(Supplied records begins)

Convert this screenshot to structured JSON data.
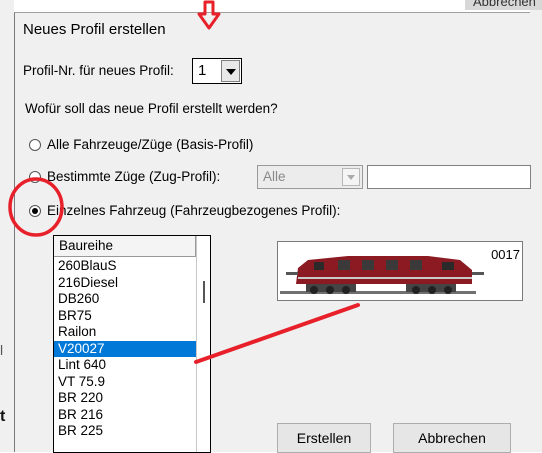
{
  "dialog": {
    "title": "Neues Profil erstellen",
    "profile_number_label": "Profil-Nr. für neues Profil:",
    "profile_number_value": "1",
    "question": "Wofür soll das neue Profil erstellt werden?",
    "options": [
      {
        "label": "Alle Fahrzeuge/Züge (Basis-Profil)",
        "checked": false
      },
      {
        "label": "Bestimmte Züge (Zug-Profil):",
        "checked": false
      },
      {
        "label": "Einzelnes Fahrzeug (Fahrzeugbezogenes Profil):",
        "checked": true
      }
    ],
    "train_filter_value": "Alle",
    "train_text_value": ""
  },
  "list": {
    "header": "Baureihe",
    "items": [
      "260BlauS",
      "216Diesel",
      "DB260",
      "BR75",
      "Railon",
      "V20027",
      "Lint 640",
      "VT 75.9",
      "BR 220",
      "BR 216",
      "BR 225"
    ],
    "selected": "V20027"
  },
  "preview": {
    "vehicle_id": "0017"
  },
  "buttons": {
    "create": "Erstellen",
    "cancel": "Abbrechen"
  },
  "colors": {
    "selection": "#0078d7",
    "annotation": "#e8202a",
    "locomotive": "#8b1a22"
  },
  "background": {
    "top_right_fragment": "Abbrechen",
    "left_fragment_1": "l",
    "left_fragment_2": "t"
  }
}
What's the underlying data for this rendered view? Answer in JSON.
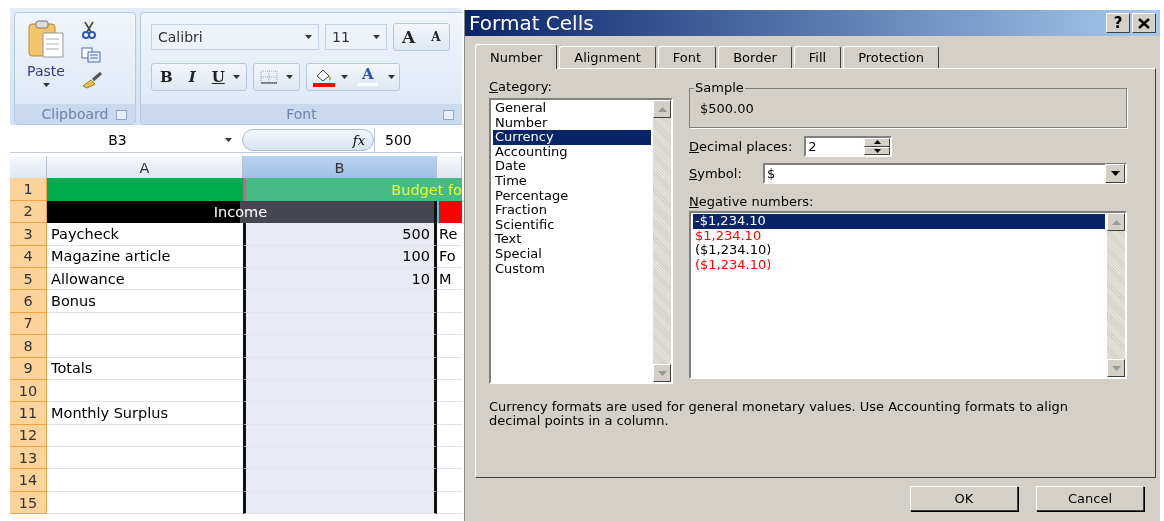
{
  "ribbon": {
    "clipboard": {
      "paste": "Paste",
      "group_label": "Clipboard"
    },
    "font": {
      "font_name": "Calibri",
      "font_size": "11",
      "grow": "A",
      "shrink": "A",
      "bold": "B",
      "italic": "I",
      "underline": "U",
      "font_color": "A",
      "group_label": "Font"
    }
  },
  "formula_bar": {
    "name_box": "B3",
    "fx": "fx",
    "value": "500"
  },
  "sheet": {
    "columns": [
      {
        "label": "A",
        "selected": false
      },
      {
        "label": "B",
        "selected": true
      }
    ],
    "row_1": {
      "number": "1",
      "title": "Budget fo"
    },
    "row_2": {
      "number": "2",
      "heading": "Income"
    },
    "rows": [
      {
        "number": "3",
        "a": "Paycheck",
        "b": "500",
        "c": "Re"
      },
      {
        "number": "4",
        "a": "Magazine article",
        "b": "100",
        "c": "Fo"
      },
      {
        "number": "5",
        "a": "Allowance",
        "b": "10",
        "c": "M"
      },
      {
        "number": "6",
        "a": "Bonus"
      },
      {
        "number": "7"
      },
      {
        "number": "8"
      },
      {
        "number": "9",
        "a": "Totals"
      },
      {
        "number": "10"
      },
      {
        "number": "11",
        "a": "Monthly Surplus"
      },
      {
        "number": "12"
      },
      {
        "number": "13"
      },
      {
        "number": "14"
      },
      {
        "number": "15"
      }
    ]
  },
  "dialog": {
    "title": "Format Cells",
    "help": "?",
    "tabs": [
      {
        "label": "Number",
        "selected": true
      },
      {
        "label": "Alignment",
        "selected": false
      },
      {
        "label": "Font",
        "selected": false
      },
      {
        "label": "Border",
        "selected": false
      },
      {
        "label": "Fill",
        "selected": false
      },
      {
        "label": "Protection",
        "selected": false
      }
    ],
    "category": {
      "label": "Category:",
      "items": [
        {
          "label": "General",
          "selected": false
        },
        {
          "label": "Number",
          "selected": false
        },
        {
          "label": "Currency",
          "selected": true
        },
        {
          "label": "Accounting",
          "selected": false
        },
        {
          "label": "Date",
          "selected": false
        },
        {
          "label": "Time",
          "selected": false
        },
        {
          "label": "Percentage",
          "selected": false
        },
        {
          "label": "Fraction",
          "selected": false
        },
        {
          "label": "Scientific",
          "selected": false
        },
        {
          "label": "Text",
          "selected": false
        },
        {
          "label": "Special",
          "selected": false
        },
        {
          "label": "Custom",
          "selected": false
        }
      ]
    },
    "sample": {
      "label": "Sample",
      "value": "$500.00"
    },
    "decimal_places": {
      "label": "Decimal places:",
      "value": "2"
    },
    "symbol": {
      "label": "Symbol:",
      "value": "$"
    },
    "negative_numbers": {
      "label": "Negative numbers:",
      "items": [
        {
          "label": "-$1,234.10",
          "selected": true
        },
        {
          "label": "$1,234.10",
          "selected": false,
          "color": "#ff0000"
        },
        {
          "label": "($1,234.10)",
          "selected": false,
          "color": "#000000"
        },
        {
          "label": "($1,234.10)",
          "selected": false,
          "color": "#ff0000"
        }
      ]
    },
    "description": "Currency formats are used for general monetary values.  Use Accounting formats to align decimal points in a column.",
    "buttons": [
      "OK",
      "Cancel"
    ]
  }
}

(Supplied records ends)

Return every entry of the data above verbatim, with no images included.

Convert this screenshot to structured JSON data.
{
  "dialog": {
    "title": "Neues Profil erstellen",
    "profile_number_label": "Profil-Nr. für neues Profil:",
    "profile_number_value": "1",
    "question": "Wofür soll das neue Profil erstellt werden?",
    "options": [
      {
        "label": "Alle Fahrzeuge/Züge (Basis-Profil)",
        "checked": false
      },
      {
        "label": "Bestimmte Züge (Zug-Profil):",
        "checked": false
      },
      {
        "label": "Einzelnes Fahrzeug (Fahrzeugbezogenes Profil):",
        "checked": true
      }
    ],
    "train_filter_value": "Alle",
    "train_text_value": ""
  },
  "list": {
    "header": "Baureihe",
    "items": [
      "260BlauS",
      "216Diesel",
      "DB260",
      "BR75",
      "Railon",
      "V20027",
      "Lint 640",
      "VT 75.9",
      "BR 220",
      "BR 216",
      "BR 225"
    ],
    "selected": "V20027"
  },
  "preview": {
    "vehicle_id": "0017"
  },
  "buttons": {
    "create": "Erstellen",
    "cancel": "Abbrechen"
  },
  "colors": {
    "selection": "#0078d7",
    "annotation": "#e8202a",
    "locomotive": "#8b1a22"
  },
  "background": {
    "top_right_fragment": "Abbrechen",
    "left_fragment_1": "l",
    "left_fragment_2": "t"
  }
}
What's the underlying data for this rendered view? Answer in JSON.
{
  "ribbon": {
    "clipboard": {
      "paste": "Paste",
      "group_label": "Clipboard"
    },
    "font": {
      "font_name": "Calibri",
      "font_size": "11",
      "grow": "A",
      "shrink": "A",
      "bold": "B",
      "italic": "I",
      "underline": "U",
      "font_color": "A",
      "group_label": "Font"
    }
  },
  "formula_bar": {
    "name_box": "B3",
    "fx": "fx",
    "value": "500"
  },
  "sheet": {
    "columns": [
      {
        "label": "A",
        "selected": false
      },
      {
        "label": "B",
        "selected": true
      }
    ],
    "row_1": {
      "number": "1",
      "title": "Budget fo"
    },
    "row_2": {
      "number": "2",
      "heading": "Income"
    },
    "rows": [
      {
        "number": "3",
        "a": "Paycheck",
        "b": "500",
        "c": "Re"
      },
      {
        "number": "4",
        "a": "Magazine article",
        "b": "100",
        "c": "Fo"
      },
      {
        "number": "5",
        "a": "Allowance",
        "b": "10",
        "c": "M"
      },
      {
        "number": "6",
        "a": "Bonus"
      },
      {
        "number": "7"
      },
      {
        "number": "8"
      },
      {
        "number": "9",
        "a": "Totals"
      },
      {
        "number": "10"
      },
      {
        "number": "11",
        "a": "Monthly Surplus"
      },
      {
        "number": "12"
      },
      {
        "number": "13"
      },
      {
        "number": "14"
      },
      {
        "number": "15"
      }
    ]
  },
  "dialog": {
    "title": "Format Cells",
    "help": "?",
    "tabs": [
      {
        "label": "Number",
        "selected": true
      },
      {
        "label": "Alignment",
        "selected": false
      },
      {
        "label": "Font",
        "selected": false
      },
      {
        "label": "Border",
        "selected": false
      },
      {
        "label": "Fill",
        "selected": false
      },
      {
        "label": "Protection",
        "selected": false
      }
    ],
    "category": {
      "label": "Category:",
      "items": [
        {
          "label": "General",
          "selected": false
        },
        {
          "label": "Number",
          "selected": false
        },
        {
          "label": "Currency",
          "selected": true
        },
        {
          "label": "Accounting",
          "selected": false
        },
        {
          "label": "Date",
          "selected": false
        },
        {
          "label": "Time",
          "selected": false
        },
        {
          "label": "Percentage",
          "selected": false
        },
        {
          "label": "Fraction",
          "selected": false
        },
        {
          "label": "Scientific",
          "selected": false
        },
        {
          "label": "Text",
          "selected": false
        },
        {
          "label": "Special",
          "selected": false
        },
        {
          "label": "Custom",
          "selected": false
        }
      ]
    },
    "sample": {
      "label": "Sample",
      "value": "$500.00"
    },
    "decimal_places": {
      "label": "Decimal places:",
      "value": "2"
    },
    "symbol": {
      "label": "Symbol:",
      "value": "$"
    },
    "negative_numbers": {
      "label": "Negative numbers:",
      "items": [
        {
          "label": "-$1,234.10",
          "selected": true
        },
        {
          "label": "$1,234.10",
          "selected": false,
          "color": "#ff0000"
        },
        {
          "label": "($1,234.10)",
          "selected": false,
          "color": "#000000"
        },
        {
          "label": "($1,234.10)",
          "selected": false,
          "color": "#ff0000"
        }
      ]
    },
    "description": "Currency formats are used for general monetary values.  Use Accounting formats to align decimal points in a column.",
    "buttons": [
      "OK",
      "Cancel"
    ]
  }
}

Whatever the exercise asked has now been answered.